======== Exercise data ========

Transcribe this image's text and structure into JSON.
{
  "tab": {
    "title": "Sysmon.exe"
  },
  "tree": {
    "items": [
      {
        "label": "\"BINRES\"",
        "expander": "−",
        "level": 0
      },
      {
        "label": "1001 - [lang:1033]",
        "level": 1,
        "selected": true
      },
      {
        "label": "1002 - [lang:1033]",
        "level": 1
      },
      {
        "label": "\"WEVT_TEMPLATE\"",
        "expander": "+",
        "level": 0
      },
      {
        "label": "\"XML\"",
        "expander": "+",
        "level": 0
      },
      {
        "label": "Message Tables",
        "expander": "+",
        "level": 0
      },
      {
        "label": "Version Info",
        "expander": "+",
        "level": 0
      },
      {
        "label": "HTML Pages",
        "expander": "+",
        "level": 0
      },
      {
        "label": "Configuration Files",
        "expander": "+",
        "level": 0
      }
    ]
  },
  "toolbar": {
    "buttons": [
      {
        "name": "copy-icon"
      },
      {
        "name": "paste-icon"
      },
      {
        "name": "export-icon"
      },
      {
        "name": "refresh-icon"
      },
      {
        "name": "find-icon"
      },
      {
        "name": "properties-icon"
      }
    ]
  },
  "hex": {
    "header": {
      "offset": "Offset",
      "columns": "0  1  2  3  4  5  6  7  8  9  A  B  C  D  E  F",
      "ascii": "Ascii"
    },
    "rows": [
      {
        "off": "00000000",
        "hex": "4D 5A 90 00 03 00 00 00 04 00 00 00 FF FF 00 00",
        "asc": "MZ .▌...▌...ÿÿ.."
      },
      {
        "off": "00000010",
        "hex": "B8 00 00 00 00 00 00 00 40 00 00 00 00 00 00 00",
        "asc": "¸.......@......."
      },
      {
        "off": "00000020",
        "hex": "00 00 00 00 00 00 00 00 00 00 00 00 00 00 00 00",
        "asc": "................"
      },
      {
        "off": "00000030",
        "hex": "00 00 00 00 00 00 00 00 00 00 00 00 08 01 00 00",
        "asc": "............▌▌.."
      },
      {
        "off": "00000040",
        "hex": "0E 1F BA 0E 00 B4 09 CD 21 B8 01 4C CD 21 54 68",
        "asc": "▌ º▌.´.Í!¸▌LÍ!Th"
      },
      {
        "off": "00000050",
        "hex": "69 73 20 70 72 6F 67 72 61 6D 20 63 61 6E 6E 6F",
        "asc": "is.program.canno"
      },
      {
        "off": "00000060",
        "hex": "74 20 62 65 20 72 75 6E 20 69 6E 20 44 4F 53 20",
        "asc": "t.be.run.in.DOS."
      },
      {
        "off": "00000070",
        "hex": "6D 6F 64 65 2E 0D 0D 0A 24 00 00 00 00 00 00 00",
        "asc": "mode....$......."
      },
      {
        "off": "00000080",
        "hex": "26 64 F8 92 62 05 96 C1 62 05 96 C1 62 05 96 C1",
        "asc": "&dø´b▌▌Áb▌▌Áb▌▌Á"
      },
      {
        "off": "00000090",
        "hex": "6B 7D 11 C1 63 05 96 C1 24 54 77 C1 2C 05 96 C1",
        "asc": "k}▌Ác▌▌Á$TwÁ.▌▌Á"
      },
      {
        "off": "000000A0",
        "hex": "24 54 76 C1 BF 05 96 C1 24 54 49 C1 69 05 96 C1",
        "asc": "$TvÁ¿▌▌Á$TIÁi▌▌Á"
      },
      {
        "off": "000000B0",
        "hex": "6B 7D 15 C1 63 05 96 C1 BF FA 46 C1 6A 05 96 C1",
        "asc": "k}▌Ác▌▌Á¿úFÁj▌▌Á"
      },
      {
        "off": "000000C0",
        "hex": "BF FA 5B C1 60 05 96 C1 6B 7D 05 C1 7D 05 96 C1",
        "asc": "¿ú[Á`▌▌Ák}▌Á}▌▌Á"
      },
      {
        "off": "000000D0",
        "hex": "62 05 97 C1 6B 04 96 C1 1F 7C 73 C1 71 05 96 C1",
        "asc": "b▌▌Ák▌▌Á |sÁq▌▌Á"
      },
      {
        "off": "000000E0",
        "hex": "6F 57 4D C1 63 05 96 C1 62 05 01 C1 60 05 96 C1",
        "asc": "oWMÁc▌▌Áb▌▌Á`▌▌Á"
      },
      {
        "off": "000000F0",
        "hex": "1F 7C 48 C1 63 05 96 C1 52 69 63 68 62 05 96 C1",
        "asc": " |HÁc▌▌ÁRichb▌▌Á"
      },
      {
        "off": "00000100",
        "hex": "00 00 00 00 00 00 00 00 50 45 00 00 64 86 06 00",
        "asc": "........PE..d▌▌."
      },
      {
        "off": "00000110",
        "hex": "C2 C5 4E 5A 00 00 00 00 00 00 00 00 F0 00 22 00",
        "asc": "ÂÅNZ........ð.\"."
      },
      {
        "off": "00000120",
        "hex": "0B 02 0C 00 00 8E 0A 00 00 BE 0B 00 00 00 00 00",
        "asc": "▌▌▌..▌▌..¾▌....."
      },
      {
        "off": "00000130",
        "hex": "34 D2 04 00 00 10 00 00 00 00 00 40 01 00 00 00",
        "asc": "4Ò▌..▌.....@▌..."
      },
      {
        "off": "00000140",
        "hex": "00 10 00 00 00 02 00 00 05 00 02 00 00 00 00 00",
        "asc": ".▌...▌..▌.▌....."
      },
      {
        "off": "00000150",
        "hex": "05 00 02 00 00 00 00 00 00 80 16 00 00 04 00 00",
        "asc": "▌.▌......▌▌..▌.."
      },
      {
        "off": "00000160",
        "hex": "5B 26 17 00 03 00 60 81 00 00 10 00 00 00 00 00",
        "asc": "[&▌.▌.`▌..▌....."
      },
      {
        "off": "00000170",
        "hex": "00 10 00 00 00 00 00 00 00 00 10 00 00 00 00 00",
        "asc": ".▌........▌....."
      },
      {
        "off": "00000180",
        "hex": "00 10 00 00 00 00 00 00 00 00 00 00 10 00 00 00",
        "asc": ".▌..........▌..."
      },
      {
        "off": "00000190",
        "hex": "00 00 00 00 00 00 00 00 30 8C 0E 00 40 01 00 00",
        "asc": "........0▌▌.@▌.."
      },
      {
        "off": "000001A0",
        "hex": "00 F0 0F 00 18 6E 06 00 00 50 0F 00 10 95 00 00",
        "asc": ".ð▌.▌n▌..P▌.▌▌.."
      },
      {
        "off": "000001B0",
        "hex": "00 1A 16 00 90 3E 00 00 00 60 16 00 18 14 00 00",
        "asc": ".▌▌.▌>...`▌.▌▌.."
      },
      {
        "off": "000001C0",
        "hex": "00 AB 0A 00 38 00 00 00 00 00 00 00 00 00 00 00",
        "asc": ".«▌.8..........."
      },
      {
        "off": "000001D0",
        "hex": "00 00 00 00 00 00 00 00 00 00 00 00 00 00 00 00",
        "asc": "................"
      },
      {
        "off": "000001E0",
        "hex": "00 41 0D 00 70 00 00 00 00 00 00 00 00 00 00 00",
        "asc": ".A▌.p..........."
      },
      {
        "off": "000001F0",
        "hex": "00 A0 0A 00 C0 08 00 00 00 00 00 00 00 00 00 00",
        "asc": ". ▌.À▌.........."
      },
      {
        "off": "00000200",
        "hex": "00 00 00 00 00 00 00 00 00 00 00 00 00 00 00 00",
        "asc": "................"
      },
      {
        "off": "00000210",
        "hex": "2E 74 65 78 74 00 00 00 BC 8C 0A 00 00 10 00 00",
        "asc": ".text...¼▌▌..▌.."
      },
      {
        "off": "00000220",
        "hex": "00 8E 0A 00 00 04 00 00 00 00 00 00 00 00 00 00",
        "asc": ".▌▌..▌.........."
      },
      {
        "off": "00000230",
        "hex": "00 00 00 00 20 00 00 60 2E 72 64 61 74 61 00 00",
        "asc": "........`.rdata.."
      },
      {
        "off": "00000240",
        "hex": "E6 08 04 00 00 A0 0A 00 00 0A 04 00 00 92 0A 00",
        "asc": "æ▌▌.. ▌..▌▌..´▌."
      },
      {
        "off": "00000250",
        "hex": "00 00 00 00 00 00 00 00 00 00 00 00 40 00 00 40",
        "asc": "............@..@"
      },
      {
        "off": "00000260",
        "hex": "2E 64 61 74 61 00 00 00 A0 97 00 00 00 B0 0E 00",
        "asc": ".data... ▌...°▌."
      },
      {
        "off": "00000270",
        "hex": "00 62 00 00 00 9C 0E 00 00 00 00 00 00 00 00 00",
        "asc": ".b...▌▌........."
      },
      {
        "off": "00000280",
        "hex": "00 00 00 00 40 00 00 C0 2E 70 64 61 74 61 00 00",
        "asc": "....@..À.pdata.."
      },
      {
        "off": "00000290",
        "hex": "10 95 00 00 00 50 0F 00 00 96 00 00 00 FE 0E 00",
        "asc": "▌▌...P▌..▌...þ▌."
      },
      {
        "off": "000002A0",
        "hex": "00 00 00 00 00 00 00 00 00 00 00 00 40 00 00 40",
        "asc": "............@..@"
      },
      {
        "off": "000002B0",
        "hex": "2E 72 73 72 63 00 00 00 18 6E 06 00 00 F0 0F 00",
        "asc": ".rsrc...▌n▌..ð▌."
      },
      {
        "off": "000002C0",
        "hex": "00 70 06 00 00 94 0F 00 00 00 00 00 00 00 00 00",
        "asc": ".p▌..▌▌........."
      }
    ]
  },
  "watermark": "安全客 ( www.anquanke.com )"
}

========

• **Task directions**
Extract every line that has the string "name" in it.

• **Exercise response**
        "name": "copy-icon"
        "name": "paste-icon"
        "name": "export-icon"
        "name": "refresh-icon"
        "name": "find-icon"
        "name": "properties-icon"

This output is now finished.